Task to complete
Go through the entries one line at a time, and gather every line that has the word "mercati".

Material for this task
****

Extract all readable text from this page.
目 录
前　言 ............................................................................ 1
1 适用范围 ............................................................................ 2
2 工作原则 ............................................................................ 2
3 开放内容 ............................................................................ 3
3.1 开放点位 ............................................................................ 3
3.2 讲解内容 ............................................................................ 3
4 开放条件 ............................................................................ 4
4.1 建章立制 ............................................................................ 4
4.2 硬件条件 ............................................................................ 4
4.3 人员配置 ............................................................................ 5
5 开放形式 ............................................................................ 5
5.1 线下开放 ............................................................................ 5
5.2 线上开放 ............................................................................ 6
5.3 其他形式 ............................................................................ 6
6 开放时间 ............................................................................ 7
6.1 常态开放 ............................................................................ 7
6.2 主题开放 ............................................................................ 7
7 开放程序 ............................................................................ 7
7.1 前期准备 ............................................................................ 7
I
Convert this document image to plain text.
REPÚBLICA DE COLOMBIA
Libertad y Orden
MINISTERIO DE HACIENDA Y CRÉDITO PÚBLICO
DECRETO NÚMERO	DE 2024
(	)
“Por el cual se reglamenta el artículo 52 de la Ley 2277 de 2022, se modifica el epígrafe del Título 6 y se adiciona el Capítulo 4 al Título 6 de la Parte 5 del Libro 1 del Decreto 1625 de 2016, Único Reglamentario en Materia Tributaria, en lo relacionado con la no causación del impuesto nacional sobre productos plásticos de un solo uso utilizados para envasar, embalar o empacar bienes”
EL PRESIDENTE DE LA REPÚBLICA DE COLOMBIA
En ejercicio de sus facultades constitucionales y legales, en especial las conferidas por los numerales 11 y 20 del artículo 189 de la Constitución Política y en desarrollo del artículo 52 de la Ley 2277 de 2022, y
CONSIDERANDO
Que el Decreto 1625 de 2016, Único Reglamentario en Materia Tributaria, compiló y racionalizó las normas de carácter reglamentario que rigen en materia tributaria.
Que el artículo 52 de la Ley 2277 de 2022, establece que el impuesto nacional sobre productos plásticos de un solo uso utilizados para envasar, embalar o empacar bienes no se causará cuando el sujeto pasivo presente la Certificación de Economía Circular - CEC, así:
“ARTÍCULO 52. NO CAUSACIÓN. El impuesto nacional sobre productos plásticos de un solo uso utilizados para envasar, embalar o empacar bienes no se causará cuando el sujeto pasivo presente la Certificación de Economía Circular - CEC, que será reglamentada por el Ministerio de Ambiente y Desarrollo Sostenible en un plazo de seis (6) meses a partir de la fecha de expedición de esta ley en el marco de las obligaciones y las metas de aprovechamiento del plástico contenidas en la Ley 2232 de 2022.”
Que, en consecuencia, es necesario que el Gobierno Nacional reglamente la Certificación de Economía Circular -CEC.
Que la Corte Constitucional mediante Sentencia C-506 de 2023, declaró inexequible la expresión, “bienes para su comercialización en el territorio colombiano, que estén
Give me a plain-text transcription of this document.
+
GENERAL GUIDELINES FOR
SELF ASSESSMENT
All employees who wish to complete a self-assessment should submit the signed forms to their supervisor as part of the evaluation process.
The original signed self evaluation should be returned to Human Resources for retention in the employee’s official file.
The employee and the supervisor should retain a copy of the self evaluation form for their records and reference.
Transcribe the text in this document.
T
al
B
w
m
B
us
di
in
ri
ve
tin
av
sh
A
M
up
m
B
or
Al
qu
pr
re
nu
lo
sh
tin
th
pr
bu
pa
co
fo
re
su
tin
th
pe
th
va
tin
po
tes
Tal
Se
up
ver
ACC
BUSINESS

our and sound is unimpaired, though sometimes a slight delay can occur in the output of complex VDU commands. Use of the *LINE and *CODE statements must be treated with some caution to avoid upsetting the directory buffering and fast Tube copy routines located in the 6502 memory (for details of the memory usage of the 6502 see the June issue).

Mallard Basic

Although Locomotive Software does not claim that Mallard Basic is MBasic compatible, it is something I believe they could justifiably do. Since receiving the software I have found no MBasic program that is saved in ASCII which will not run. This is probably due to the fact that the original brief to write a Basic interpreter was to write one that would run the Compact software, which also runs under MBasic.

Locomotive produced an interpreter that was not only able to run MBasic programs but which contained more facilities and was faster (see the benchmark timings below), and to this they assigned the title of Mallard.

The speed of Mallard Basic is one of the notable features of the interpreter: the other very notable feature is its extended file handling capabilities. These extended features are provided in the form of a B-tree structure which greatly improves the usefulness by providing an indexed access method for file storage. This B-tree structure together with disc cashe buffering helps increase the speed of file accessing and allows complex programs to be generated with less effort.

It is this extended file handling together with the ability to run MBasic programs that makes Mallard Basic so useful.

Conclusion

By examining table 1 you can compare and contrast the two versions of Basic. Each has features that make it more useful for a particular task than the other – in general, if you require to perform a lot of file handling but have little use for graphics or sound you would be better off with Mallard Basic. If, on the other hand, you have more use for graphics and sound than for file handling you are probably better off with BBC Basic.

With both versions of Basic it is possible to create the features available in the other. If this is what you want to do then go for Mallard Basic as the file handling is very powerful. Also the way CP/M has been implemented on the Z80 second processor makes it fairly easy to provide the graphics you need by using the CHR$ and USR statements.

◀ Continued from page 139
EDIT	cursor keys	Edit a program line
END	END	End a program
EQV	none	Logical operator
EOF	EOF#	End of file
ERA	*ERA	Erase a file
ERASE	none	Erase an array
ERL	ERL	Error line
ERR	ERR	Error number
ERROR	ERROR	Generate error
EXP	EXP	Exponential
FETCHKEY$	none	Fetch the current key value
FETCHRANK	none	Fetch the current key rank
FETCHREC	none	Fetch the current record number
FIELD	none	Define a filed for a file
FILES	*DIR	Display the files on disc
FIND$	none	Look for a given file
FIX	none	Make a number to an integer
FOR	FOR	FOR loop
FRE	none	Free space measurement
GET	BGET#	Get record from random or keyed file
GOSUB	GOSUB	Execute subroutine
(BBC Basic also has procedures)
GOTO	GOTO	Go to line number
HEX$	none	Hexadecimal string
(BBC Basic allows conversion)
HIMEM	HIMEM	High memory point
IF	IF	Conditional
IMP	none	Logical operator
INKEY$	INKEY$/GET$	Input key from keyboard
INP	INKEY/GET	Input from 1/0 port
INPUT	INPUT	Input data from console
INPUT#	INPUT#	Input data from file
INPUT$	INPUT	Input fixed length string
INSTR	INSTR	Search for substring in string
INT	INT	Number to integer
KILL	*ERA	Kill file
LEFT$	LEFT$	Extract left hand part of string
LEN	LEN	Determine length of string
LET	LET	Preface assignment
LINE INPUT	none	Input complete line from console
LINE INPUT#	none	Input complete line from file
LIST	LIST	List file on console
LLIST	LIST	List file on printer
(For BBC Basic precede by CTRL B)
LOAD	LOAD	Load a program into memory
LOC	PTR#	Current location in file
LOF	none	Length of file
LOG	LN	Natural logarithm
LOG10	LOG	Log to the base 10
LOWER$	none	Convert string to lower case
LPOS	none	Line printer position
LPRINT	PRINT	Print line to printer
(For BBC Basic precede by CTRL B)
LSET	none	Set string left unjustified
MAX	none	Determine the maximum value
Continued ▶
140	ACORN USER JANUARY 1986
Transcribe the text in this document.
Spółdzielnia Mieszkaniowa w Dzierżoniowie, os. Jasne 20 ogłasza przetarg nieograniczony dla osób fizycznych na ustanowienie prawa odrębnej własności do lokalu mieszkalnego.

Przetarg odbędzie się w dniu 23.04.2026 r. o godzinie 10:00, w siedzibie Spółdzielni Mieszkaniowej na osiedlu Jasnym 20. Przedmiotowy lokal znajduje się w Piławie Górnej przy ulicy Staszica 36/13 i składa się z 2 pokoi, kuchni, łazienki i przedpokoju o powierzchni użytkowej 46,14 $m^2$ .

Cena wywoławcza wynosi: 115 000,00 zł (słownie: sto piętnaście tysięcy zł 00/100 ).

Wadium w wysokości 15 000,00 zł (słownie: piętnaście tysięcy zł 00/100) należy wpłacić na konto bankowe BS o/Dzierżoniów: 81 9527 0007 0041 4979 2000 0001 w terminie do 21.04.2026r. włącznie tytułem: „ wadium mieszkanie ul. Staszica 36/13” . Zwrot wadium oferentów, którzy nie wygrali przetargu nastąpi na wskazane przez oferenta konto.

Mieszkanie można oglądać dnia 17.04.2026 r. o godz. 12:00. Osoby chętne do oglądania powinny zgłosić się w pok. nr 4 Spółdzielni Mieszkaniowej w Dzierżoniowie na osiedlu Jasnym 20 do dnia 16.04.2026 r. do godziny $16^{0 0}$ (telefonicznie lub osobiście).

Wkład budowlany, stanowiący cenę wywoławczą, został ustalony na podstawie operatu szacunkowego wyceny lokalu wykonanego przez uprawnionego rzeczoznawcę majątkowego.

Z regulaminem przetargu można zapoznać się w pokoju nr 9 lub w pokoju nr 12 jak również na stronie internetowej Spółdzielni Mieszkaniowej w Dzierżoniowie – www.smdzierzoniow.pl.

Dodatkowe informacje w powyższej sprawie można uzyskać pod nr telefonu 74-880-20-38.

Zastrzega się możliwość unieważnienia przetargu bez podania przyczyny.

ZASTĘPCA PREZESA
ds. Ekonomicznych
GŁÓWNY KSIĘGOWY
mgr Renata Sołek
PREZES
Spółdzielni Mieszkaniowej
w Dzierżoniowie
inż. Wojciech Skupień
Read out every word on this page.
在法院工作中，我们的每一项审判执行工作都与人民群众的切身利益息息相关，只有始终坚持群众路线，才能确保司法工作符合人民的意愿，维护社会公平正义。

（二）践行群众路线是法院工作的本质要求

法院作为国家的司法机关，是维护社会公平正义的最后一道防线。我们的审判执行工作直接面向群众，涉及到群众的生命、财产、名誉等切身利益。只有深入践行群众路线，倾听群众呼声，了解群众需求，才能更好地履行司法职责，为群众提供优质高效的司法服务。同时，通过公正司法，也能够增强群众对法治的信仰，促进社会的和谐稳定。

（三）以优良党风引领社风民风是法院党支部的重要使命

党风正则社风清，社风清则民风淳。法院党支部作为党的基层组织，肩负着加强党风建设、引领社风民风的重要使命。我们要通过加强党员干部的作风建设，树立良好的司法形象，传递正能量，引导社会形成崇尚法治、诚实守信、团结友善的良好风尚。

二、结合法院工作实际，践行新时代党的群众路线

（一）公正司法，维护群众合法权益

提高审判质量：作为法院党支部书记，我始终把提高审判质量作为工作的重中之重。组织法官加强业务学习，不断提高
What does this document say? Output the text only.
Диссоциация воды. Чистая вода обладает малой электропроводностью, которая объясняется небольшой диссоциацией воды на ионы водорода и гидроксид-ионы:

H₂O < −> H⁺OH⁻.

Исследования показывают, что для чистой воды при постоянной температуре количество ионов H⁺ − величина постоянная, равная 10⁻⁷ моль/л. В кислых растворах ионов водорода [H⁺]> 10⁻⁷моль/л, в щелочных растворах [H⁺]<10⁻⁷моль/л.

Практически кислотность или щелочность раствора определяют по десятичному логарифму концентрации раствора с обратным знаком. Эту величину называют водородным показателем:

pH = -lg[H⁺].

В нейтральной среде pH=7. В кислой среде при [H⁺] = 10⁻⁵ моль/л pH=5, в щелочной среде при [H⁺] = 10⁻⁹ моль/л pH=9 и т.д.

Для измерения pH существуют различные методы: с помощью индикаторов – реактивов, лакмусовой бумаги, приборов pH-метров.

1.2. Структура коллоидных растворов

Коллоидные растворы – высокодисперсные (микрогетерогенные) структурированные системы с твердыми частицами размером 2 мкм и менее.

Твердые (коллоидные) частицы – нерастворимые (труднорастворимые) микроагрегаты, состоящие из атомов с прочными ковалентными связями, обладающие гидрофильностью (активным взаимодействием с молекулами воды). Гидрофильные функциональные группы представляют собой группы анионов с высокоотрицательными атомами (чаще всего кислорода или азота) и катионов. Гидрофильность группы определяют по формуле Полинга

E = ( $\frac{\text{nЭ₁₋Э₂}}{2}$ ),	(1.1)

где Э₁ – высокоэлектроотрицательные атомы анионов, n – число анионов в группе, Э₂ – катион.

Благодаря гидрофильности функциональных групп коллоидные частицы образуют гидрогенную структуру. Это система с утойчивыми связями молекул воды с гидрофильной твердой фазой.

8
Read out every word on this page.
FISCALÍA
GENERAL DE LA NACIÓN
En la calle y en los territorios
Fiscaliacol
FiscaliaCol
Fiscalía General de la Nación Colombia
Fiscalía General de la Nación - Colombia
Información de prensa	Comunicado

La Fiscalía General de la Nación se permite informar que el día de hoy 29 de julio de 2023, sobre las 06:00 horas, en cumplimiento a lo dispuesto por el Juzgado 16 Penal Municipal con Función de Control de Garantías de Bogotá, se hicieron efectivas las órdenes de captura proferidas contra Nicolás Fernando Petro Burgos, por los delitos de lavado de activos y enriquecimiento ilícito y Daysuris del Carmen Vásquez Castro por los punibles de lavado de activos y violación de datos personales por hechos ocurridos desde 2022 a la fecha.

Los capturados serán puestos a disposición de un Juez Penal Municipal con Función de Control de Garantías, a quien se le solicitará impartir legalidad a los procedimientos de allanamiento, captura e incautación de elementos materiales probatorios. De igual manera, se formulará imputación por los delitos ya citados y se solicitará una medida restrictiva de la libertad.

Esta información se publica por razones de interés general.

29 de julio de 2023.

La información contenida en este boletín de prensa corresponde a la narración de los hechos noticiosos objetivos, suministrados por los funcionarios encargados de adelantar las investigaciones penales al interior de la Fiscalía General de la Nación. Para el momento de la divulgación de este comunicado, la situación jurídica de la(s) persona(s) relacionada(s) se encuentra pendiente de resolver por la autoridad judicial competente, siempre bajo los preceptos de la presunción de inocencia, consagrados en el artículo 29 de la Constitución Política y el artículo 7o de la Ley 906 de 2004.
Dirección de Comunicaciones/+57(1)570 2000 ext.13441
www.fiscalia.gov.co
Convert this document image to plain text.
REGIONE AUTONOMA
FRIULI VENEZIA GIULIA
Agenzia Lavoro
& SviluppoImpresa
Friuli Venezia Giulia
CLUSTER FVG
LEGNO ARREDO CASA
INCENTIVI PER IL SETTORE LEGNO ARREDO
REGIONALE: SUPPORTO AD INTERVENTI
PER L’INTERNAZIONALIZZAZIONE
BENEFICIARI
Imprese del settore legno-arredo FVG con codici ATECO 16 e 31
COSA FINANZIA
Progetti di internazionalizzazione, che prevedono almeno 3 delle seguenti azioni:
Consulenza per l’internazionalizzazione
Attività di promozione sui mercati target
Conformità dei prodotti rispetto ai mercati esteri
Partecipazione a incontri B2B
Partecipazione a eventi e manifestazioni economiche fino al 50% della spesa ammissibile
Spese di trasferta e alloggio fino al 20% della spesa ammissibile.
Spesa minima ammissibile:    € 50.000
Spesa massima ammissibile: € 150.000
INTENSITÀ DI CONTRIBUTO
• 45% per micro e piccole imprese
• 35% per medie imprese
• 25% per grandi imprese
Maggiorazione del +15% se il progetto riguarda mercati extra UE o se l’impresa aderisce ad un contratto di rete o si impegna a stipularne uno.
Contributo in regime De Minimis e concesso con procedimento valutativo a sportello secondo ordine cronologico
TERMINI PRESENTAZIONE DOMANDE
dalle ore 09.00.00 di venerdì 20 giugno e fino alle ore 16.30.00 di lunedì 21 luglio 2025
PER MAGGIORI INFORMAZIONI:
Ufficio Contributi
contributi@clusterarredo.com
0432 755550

****

Exercise output
Attività di promozione sui mercati target
Conformità dei prodotti rispetto ai mercati esteri
Maggiorazione del +15% se il progetto riguarda mercati extra UE o se l’impresa aderisce ad un contratto di rete o si impegna a stipularne uno.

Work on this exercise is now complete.